===== TEXT PASSAGE

The effort has, at least in part, worked: Asset managers, allocators, and service providers have become cautious in how they market — including the words they use — ESG and impact funds. They’re concerned that they, like BlackRock, could be targeted by conservative states.

Responsible Alpha, which employs about 25 people, six of whom work full-time, offers ESG consulting, assessments, reviews, and transition road maps to financial firms. Thoumi stressed that the firm is not prescriptive: Its clients define ESG or sustainability for their own firms. “We’re not selling them our vision,” Thoumi said. “We help them get to where they are going.”

Responsible Alpha, along with massive service providers including the big four accounting firms, S&P, Morningstar, and Bloomberg, signed onto the Net Zero Financial Service Providers Alliance in 2021. Signatories committed to supporting the goal of Net Zero greenhouse gas emissions by 2050.

It was that decision to sign onto the NZFSPA that tangled up Responsible Alpha with the attorneys general.

On September 13, state AGs led by Tennessee’s Jonathan Skrmetti, sent a letter to these signatories, claiming that they had potentially violated antitrust laws. Only a handful of the signatories are small like Responsible Alpha. Skremetti’s media representative did not return two calls and an email seeking comment.

“The substantial commitments you have made as NZFSPA signatories give us pause, as they do not appear consistent with our laws protecting consumers,” the letter said. “Although many of you are direct competitors with one another, you have collectively agreed to coordinate the ‘alignment’ of your products and services under the guise of a shared ideological vision.”

Although Thoumi first though the letter could be spam, his team is now reckoning with the very real fallout of the AGs’ request. Responsible Alpha was in the process of securing an investment by year end that could have allowed it to add ten members to its team. “That funder is probably going to pull out,” Thoumi said, noting that the funder is concerned about what the states could follow up with. “That is 10 jobs lost.”

==========
===== DATA RECORDS

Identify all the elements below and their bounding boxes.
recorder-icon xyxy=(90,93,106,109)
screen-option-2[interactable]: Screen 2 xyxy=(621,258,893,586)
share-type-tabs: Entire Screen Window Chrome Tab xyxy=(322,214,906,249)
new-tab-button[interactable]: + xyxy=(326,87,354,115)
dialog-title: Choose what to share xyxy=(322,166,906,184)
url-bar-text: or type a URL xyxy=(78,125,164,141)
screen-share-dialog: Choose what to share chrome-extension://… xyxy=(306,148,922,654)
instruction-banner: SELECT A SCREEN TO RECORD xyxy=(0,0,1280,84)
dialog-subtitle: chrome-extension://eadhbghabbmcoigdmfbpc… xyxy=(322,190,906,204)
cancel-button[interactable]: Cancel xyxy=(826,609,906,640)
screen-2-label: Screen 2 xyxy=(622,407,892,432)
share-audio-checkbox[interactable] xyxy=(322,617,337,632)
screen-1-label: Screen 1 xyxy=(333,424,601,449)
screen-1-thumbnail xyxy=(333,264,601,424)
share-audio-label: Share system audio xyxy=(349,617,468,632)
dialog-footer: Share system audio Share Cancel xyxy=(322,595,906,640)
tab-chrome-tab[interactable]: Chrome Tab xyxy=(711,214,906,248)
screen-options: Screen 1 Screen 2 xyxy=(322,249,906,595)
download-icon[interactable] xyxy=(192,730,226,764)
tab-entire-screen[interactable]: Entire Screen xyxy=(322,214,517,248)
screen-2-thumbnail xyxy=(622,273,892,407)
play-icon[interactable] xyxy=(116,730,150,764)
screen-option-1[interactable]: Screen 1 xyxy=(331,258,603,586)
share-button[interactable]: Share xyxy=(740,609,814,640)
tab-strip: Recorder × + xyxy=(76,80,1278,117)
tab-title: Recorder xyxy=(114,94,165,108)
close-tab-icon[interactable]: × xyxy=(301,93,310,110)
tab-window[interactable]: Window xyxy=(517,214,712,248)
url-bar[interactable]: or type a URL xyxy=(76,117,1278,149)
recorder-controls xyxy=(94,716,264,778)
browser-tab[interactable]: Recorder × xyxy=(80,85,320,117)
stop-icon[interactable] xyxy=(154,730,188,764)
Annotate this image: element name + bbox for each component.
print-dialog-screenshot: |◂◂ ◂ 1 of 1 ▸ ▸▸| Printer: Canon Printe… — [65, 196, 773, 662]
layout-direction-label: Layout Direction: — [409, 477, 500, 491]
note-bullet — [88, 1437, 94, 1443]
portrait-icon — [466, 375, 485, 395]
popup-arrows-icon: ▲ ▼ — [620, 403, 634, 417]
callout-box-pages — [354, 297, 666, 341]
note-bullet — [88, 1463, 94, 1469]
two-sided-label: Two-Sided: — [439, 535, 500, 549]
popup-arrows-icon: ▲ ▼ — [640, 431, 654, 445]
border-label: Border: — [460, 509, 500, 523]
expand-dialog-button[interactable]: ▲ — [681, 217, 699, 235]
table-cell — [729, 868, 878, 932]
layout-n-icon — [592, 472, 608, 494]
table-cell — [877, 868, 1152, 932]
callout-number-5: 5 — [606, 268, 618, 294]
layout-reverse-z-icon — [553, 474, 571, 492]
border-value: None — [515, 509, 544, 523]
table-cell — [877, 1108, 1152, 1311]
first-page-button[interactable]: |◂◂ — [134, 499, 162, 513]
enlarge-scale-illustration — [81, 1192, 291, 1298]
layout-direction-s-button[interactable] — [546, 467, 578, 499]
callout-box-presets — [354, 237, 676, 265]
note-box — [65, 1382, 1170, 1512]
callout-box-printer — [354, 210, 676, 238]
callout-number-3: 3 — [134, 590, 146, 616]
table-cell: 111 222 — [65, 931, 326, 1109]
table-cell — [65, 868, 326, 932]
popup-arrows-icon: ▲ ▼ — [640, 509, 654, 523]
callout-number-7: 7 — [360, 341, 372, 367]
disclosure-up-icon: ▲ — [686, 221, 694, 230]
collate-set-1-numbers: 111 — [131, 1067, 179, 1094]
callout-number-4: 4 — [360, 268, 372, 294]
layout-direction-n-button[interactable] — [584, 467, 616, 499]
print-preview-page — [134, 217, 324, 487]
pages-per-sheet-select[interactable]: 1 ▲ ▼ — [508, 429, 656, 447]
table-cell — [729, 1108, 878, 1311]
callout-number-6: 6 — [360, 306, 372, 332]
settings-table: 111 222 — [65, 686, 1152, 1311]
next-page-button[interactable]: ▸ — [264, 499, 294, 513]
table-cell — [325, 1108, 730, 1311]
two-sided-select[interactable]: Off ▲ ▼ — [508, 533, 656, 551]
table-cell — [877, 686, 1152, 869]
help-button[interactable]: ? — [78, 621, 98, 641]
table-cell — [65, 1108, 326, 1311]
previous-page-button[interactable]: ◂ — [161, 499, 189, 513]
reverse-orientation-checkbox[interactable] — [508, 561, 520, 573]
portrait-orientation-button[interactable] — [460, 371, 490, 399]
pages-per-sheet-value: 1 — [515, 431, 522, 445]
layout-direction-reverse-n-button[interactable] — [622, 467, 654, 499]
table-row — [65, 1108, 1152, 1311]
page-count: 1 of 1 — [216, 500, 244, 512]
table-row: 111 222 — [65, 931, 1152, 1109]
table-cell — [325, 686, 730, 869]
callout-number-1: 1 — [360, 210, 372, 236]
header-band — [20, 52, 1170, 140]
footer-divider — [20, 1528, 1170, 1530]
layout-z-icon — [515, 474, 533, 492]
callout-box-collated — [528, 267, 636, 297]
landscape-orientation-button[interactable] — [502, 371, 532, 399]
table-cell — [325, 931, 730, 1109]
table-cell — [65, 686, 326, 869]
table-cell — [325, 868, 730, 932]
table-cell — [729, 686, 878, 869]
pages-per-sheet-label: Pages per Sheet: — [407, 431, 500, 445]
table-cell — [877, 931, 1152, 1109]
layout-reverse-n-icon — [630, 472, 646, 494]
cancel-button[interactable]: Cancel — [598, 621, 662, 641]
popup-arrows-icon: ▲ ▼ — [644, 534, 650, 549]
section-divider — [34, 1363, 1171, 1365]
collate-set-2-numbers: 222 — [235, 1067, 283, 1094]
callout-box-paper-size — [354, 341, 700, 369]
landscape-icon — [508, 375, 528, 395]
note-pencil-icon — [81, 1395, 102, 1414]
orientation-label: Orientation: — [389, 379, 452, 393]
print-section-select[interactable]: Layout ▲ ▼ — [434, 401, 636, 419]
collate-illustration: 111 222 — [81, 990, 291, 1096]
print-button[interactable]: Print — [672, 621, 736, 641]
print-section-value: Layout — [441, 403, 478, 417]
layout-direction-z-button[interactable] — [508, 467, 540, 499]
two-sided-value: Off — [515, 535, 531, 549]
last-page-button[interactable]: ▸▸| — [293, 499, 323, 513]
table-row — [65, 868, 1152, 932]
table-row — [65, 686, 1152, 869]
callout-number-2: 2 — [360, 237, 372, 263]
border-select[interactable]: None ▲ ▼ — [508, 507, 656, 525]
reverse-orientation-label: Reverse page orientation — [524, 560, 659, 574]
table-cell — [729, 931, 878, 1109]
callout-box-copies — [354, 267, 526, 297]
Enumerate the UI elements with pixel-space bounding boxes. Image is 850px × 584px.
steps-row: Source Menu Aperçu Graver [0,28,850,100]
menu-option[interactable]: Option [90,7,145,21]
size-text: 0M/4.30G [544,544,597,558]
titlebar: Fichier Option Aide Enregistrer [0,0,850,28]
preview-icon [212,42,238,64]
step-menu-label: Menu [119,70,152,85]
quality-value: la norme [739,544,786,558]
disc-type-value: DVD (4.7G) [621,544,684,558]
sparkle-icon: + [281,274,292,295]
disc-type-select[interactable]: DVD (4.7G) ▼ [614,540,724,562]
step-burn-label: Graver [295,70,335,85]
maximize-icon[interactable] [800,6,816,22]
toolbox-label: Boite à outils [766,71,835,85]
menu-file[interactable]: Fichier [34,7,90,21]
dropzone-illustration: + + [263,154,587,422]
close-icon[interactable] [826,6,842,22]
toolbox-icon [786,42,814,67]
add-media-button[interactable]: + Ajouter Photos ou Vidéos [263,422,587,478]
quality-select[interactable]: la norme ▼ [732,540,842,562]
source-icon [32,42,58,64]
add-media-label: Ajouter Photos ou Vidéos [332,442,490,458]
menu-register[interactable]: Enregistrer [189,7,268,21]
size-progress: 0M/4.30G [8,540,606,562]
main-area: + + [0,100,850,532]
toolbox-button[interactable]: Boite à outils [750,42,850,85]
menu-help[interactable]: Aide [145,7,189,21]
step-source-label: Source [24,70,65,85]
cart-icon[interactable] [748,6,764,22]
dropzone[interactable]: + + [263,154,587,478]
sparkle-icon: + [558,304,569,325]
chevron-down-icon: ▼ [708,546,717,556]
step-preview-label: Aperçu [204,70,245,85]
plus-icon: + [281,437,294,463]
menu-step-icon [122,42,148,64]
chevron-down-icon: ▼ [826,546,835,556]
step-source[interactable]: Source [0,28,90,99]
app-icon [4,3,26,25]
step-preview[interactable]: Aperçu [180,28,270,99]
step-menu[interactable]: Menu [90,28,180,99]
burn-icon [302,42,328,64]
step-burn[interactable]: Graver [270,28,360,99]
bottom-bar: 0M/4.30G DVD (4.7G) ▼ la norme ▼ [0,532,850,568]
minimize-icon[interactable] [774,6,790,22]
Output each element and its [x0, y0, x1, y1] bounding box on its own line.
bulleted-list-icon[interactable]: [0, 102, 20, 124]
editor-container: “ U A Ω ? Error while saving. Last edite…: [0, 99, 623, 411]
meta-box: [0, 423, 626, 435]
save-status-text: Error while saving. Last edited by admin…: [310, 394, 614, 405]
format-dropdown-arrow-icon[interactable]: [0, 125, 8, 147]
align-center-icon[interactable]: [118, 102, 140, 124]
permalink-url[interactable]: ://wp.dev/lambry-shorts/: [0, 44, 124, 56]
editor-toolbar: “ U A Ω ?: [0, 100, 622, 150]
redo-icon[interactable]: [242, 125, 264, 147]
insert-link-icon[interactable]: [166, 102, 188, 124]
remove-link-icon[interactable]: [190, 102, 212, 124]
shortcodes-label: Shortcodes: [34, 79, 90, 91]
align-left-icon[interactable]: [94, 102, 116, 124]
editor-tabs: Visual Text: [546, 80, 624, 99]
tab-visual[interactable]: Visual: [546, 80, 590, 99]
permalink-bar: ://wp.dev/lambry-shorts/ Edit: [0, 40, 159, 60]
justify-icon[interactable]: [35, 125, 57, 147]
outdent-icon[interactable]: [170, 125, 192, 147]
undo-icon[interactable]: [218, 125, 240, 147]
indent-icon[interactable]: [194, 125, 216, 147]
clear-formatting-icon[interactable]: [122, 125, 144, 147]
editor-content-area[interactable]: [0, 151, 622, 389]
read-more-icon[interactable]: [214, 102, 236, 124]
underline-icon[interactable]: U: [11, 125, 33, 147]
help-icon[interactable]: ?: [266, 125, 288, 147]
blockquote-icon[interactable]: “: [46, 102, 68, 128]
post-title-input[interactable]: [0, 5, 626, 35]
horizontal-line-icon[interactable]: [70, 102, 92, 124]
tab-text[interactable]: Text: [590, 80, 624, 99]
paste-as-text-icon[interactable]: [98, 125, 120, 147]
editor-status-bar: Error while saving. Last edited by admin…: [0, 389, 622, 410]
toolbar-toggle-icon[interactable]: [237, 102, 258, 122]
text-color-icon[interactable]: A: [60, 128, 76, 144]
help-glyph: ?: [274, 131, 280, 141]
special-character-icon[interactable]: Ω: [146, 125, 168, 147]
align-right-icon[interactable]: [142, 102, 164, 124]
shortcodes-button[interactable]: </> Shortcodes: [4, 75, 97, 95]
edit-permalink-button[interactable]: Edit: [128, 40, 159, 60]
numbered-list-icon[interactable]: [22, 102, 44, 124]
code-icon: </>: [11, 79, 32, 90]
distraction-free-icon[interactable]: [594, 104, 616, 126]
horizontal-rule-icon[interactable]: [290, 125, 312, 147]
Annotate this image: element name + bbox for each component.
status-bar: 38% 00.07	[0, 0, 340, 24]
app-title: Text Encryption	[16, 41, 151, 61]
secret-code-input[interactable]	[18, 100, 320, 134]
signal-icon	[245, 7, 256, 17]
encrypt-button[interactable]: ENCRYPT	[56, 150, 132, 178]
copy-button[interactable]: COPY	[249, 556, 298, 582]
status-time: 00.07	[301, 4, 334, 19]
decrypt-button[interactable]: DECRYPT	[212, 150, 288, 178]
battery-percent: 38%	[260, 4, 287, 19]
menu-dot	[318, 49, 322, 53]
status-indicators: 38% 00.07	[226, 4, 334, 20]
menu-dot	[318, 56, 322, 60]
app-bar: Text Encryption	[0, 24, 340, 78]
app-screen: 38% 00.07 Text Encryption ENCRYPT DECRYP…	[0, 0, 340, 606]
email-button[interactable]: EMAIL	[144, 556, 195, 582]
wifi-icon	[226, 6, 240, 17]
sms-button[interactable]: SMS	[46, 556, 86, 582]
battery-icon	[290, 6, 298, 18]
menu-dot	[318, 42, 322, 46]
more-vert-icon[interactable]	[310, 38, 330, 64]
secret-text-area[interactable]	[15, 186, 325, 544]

==========

THE TASK: Carry on the article about Responsible Alpha and the state attorneys general, starting right after its last sentence. The records have nothing to do with this.

RESULT FOR THIS EXERCISE:
The states that signed the letter are asking all of the firms targeted to provide a laundry list of communications and descriptions regarding their net zero effort by October 13.

For a firm the size of Responsible Alpha, the risk of receiving a letter like this is much greater than for a firm like BlackRock, or even one of the letter’s signatories like consulting firm Accenture. “The difference between Accenture and us, one we’re the smallest institution on that list,” Thoumi said. “The only thing we do is help institutions decide how they want to transition given the resources they have.”

Thoumi is also concerned about keeping Responsible Alpha’s current clients.

“I have to go to them to share what’s happening,” he said. “I’ll say, ‘if you want to end the relationship you can, think about what’s best for you.’ That’s a difficult conversation to have when they themselves are trying to handle the climate transition, trying to keep wildfires and hurricanes and fires from destroying our homes and our lives.”

Responsible Alpha is one of the smallest businesses to be targeted by state attorneys general for ESG practices so far, Thoumi said.

But it’s likely that the firm isn’t the last.